Single out the lines that include the word "accounts". Copy them.

#### Raw records

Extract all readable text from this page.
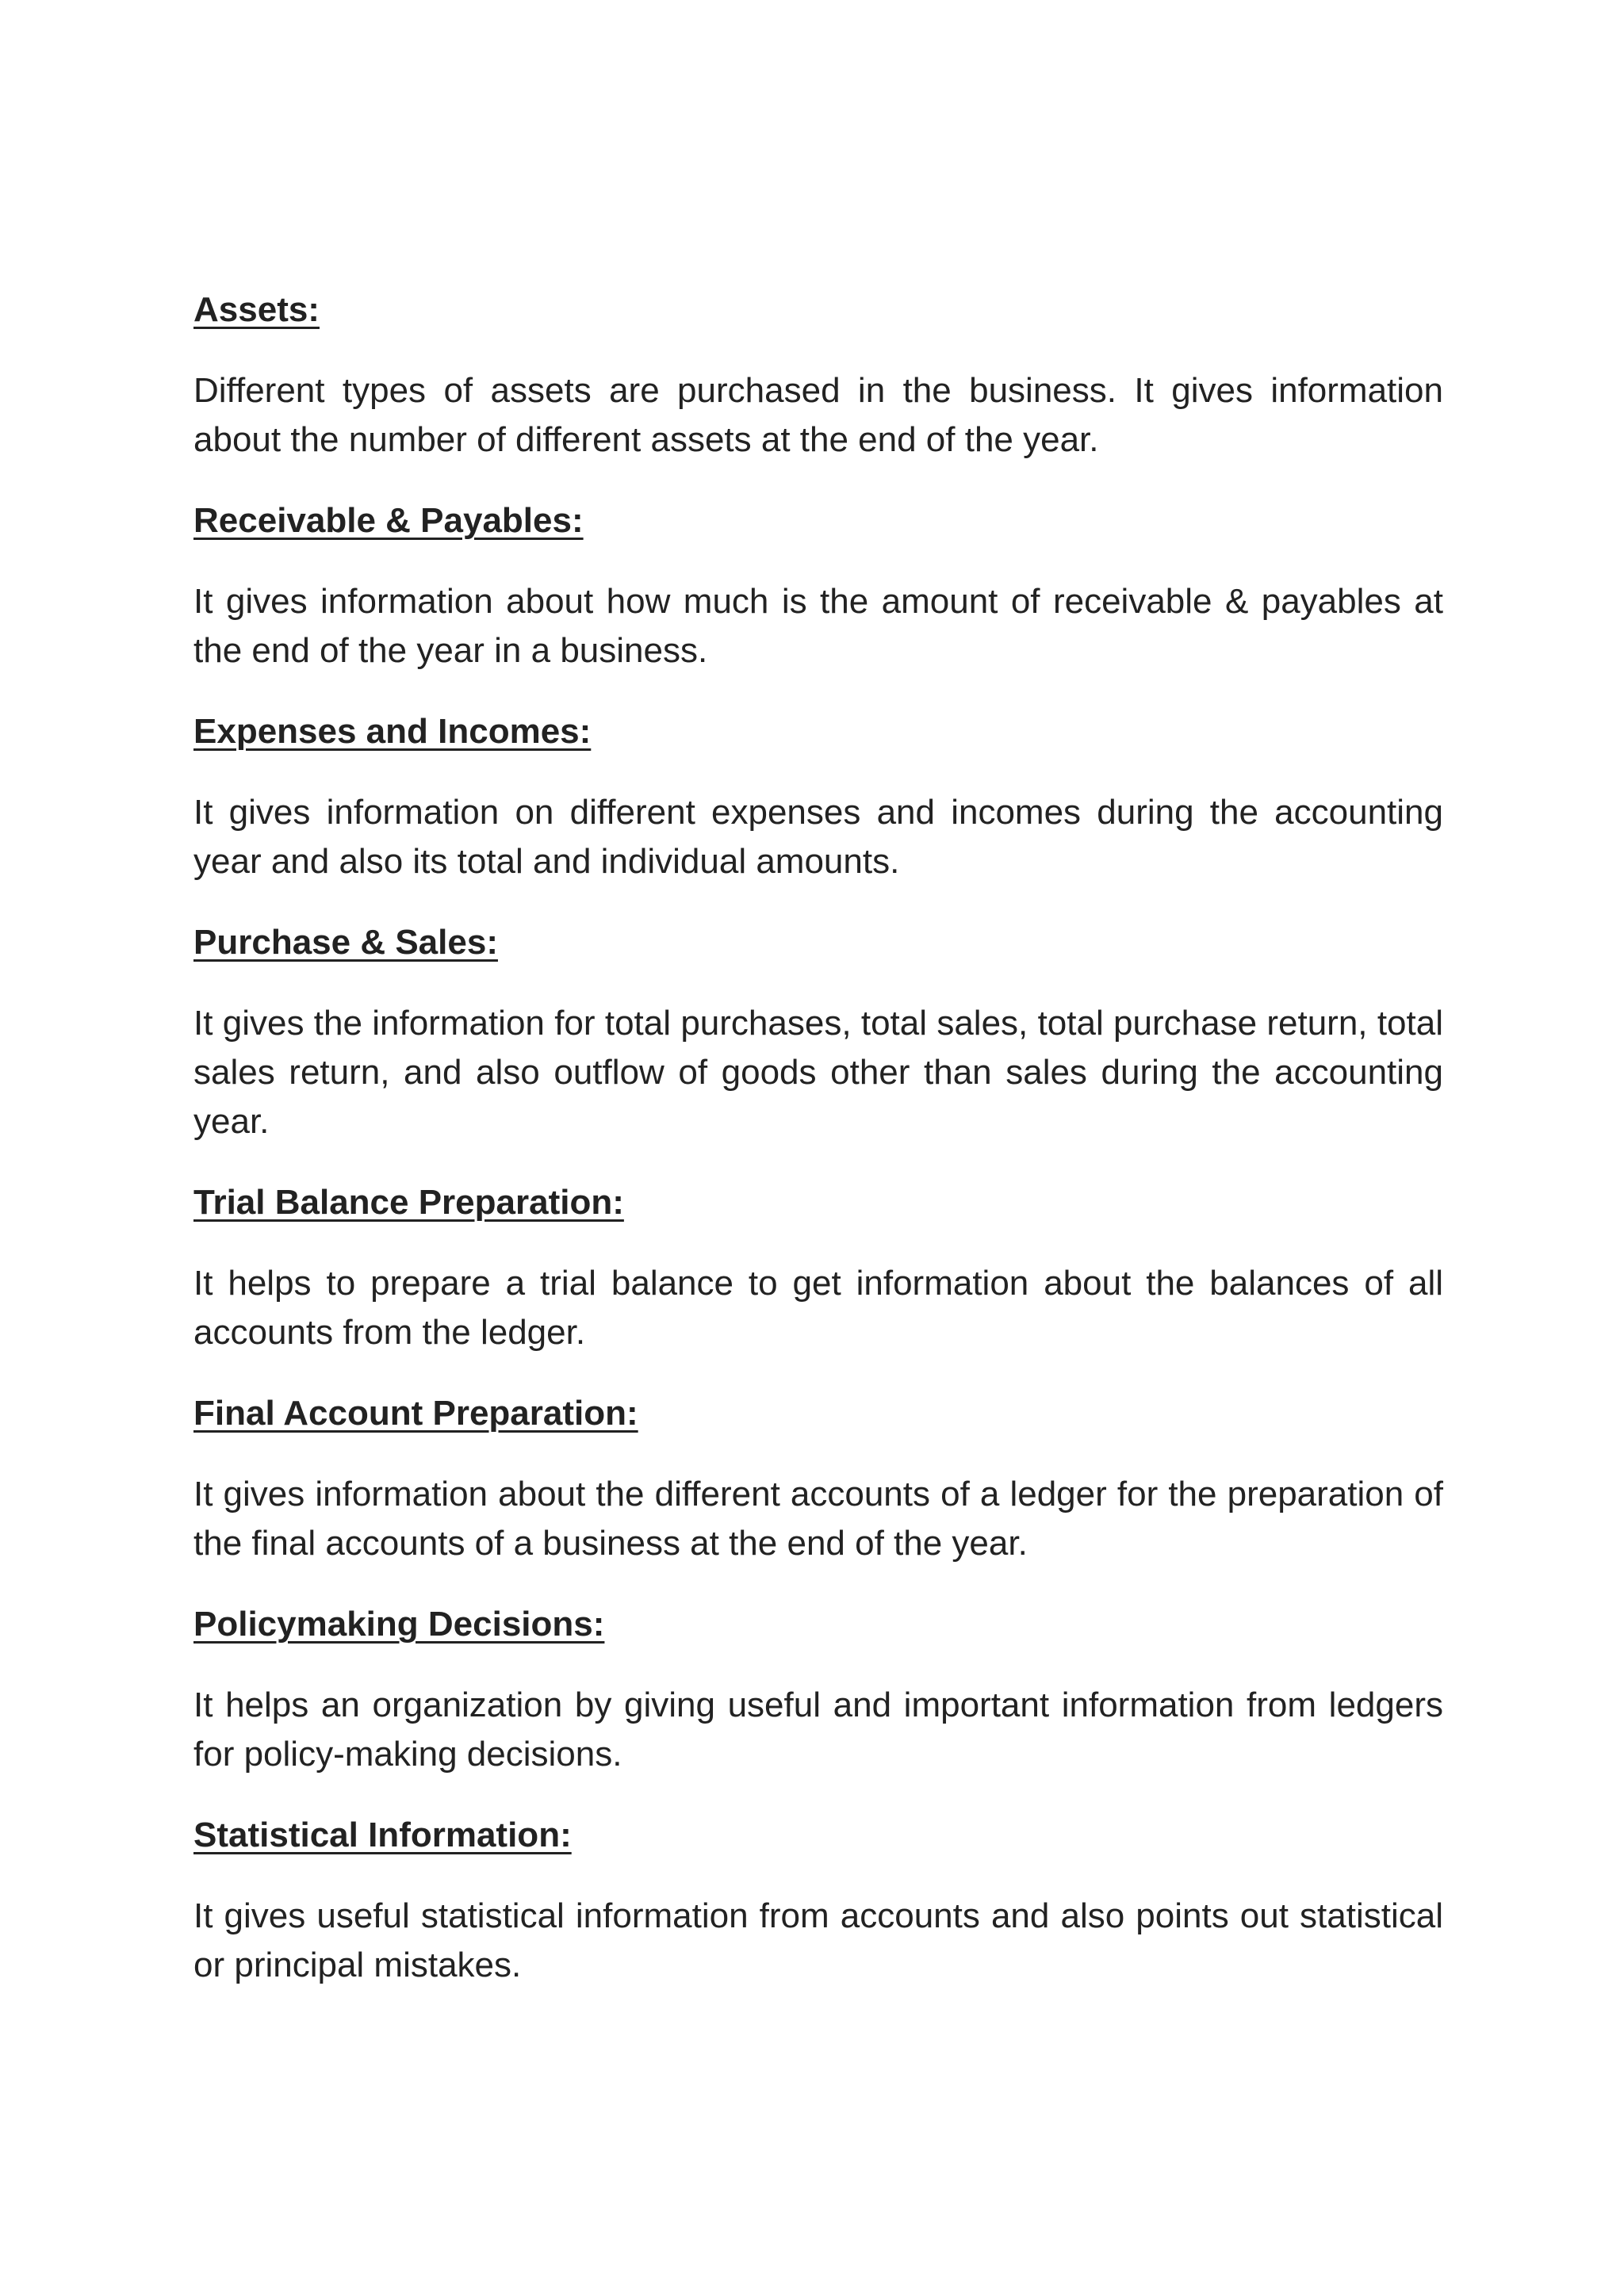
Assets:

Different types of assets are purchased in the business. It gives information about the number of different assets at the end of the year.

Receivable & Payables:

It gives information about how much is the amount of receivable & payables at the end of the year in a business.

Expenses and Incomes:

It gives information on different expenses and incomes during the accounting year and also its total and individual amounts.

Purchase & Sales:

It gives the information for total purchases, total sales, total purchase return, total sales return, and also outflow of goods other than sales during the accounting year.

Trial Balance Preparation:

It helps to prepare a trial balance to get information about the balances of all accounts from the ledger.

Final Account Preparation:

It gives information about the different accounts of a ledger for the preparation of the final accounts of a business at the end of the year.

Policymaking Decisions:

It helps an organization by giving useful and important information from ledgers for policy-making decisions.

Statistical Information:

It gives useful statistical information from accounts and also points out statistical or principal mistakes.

########

Exercise output:
It helps to prepare a trial balance to get information about the balances of all accounts from the ledger.
It gives information about the different accounts of a ledger for the preparation of the final accounts of a business at the end of the year.
It gives useful statistical information from accounts and also points out statistical or principal mistakes.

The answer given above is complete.